Lines containing the word "when" are to be located and copied.

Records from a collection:
>>

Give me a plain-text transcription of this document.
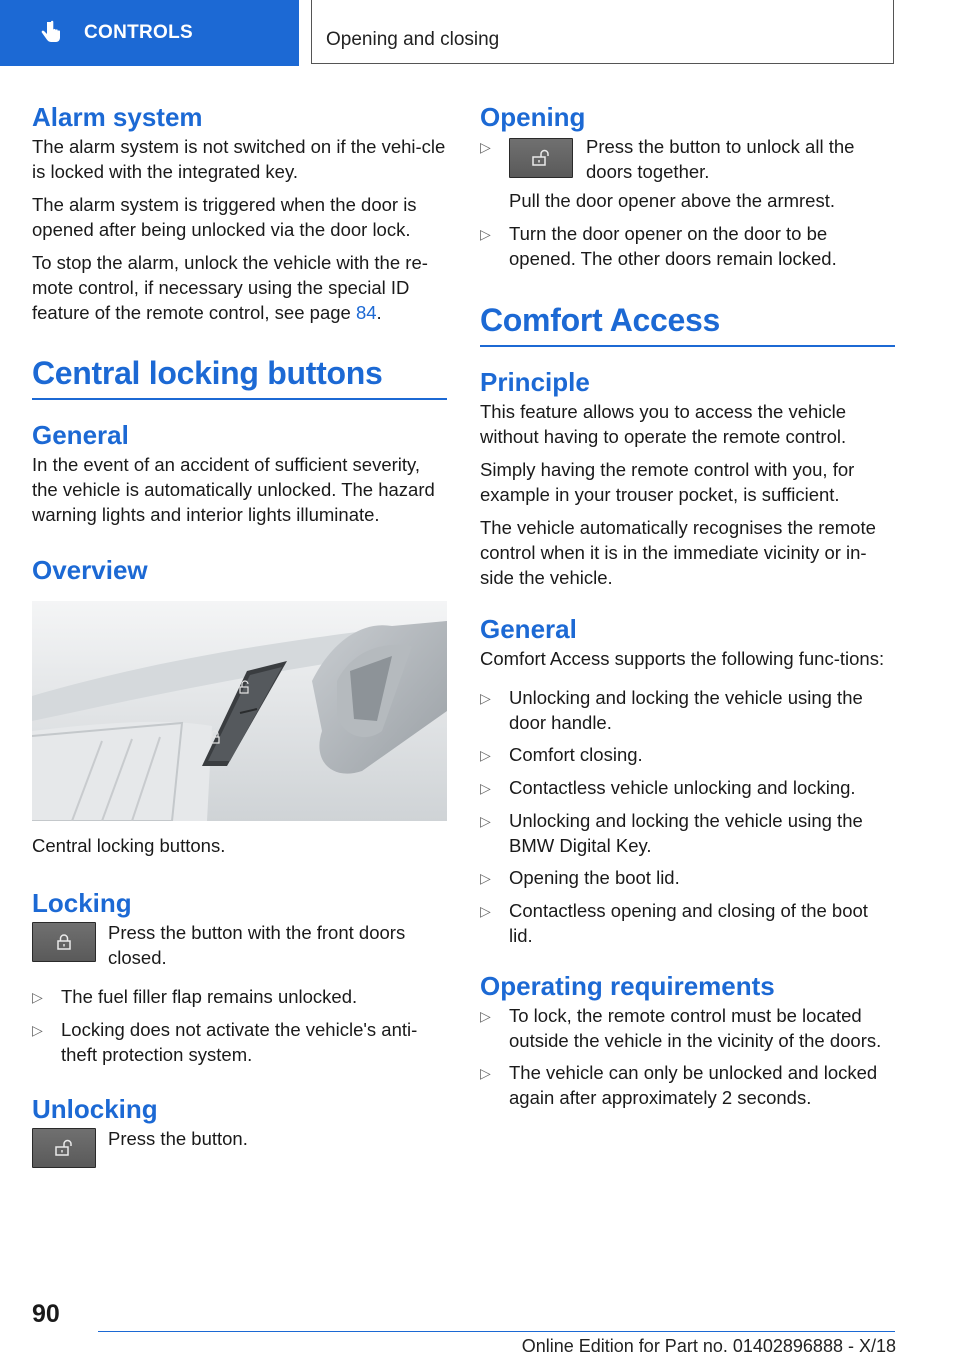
CONTROLS	Opening and closing
Alarm system

The alarm system is not switched on if the vehi‐cle is locked with the integrated key.

The alarm system is triggered when the door is opened after being unlocked via the door lock.

To stop the alarm, unlock the vehicle with the re‐mote control, if necessary using the special ID feature of the remote control, see page 84.

Central locking buttons
General

In the event of an accident of sufficient severity, the vehicle is automatically unlocked. The hazard warning lights and interior lights illuminate.

Overview

Central locking buttons.

Locking
Press the button with the front doors closed.
▷ The fuel filler flap remains unlocked.
▷ Locking does not activate the vehicle's anti‐theft protection system.
Unlocking
Press the button.
Opening
▷	Press the button to unlock all the doors together.

Pull the door opener above the armrest.

▷ Turn the door opener on the door to be opened. The other doors remain locked.
Comfort Access
Principle

This feature allows you to access the vehicle without having to operate the remote control.

Simply having the remote control with you, for example in your trouser pocket, is sufficient.

The vehicle automatically recognises the remote control when it is in the immediate vicinity or in‐side the vehicle.

General

Comfort Access supports the following func‐tions:

▷ Unlocking and locking the vehicle using the door handle.
▷ Comfort closing.
▷ Contactless vehicle unlocking and locking.
▷ Unlocking and locking the vehicle using the BMW Digital Key.
▷ Opening the boot lid.
▷ Contactless opening and closing of the boot lid.
Operating requirements
▷ To lock, the remote control must be located outside the vehicle in the vicinity of the doors.
▷ The vehicle can only be unlocked and locked again after approximately 2 seconds.
90
Online Edition for Part no. 01402896888 - X/18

<<

### Exercise response:
The alarm system is triggered when the door is opened after being unlocked via the door lock.
The vehicle automatically recognises the remote control when it is in the immediate vicinity or in‐side the vehicle.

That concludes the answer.